▸ **Source material**:
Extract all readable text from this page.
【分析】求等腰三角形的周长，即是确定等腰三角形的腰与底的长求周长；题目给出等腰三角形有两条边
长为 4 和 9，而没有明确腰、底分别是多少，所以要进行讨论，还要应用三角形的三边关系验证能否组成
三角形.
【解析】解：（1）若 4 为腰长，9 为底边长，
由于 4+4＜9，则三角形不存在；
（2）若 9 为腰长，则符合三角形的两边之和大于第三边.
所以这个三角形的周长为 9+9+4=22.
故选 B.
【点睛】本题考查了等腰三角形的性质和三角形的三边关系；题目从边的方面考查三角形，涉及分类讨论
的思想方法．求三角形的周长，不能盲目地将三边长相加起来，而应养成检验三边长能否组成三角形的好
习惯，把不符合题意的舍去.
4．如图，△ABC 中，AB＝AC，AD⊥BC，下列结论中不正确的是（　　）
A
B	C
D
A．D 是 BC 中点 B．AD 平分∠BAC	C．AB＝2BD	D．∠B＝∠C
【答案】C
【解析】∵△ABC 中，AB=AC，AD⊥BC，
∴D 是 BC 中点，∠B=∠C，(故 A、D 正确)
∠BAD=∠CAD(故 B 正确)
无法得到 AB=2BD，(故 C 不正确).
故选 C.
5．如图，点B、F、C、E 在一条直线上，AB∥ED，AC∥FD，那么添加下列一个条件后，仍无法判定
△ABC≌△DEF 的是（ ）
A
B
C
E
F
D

▸ **Exercise objective**:
Reproduce each entry above exactly, keeping every word.

▸ **Result for this exercise**:
Extract all readable text from this page.
【分析】求等腰三角形的周长，即是确定等腰三角形的腰与底的长求周长；题目给出等腰三角形有两条边
长为 4 和 9，而没有明确腰、底分别是多少，所以要进行讨论，还要应用三角形的三边关系验证能否组成
三角形.
【解析】解：（1）若 4 为腰长，9 为底边长，
由于 4+4＜9，则三角形不存在；
（2）若 9 为腰长，则符合三角形的两边之和大于第三边.
所以这个三角形的周长为 9+9+4=22.
故选 B.
【点睛】本题考查了等腰三角形的性质和三角形的三边关系；题目从边的方面考查三角形，涉及分类讨论
的思想方法．求三角形的周长，不能盲目地将三边长相加起来，而应养成检验三边长能否组成三角形的好
习惯，把不符合题意的舍去.
4．如图，△ABC 中，AB＝AC，AD⊥BC，下列结论中不正确的是（　　）
A
B	C
D
A．D 是 BC 中点 B．AD 平分∠BAC	C．AB＝2BD	D．∠B＝∠C
【答案】C
【解析】∵△ABC 中，AB=AC，AD⊥BC，
∴D 是 BC 中点，∠B=∠C，(故 A、D 正确)
∠BAD=∠CAD(故 B 正确)
无法得到 AB=2BD，(故 C 不正确).
故选 C.
5．如图，点B、F、C、E 在一条直线上，AB∥ED，AC∥FD，那么添加下列一个条件后，仍无法判定
△ABC≌△DEF 的是（ ）
A
B
C
E
F
D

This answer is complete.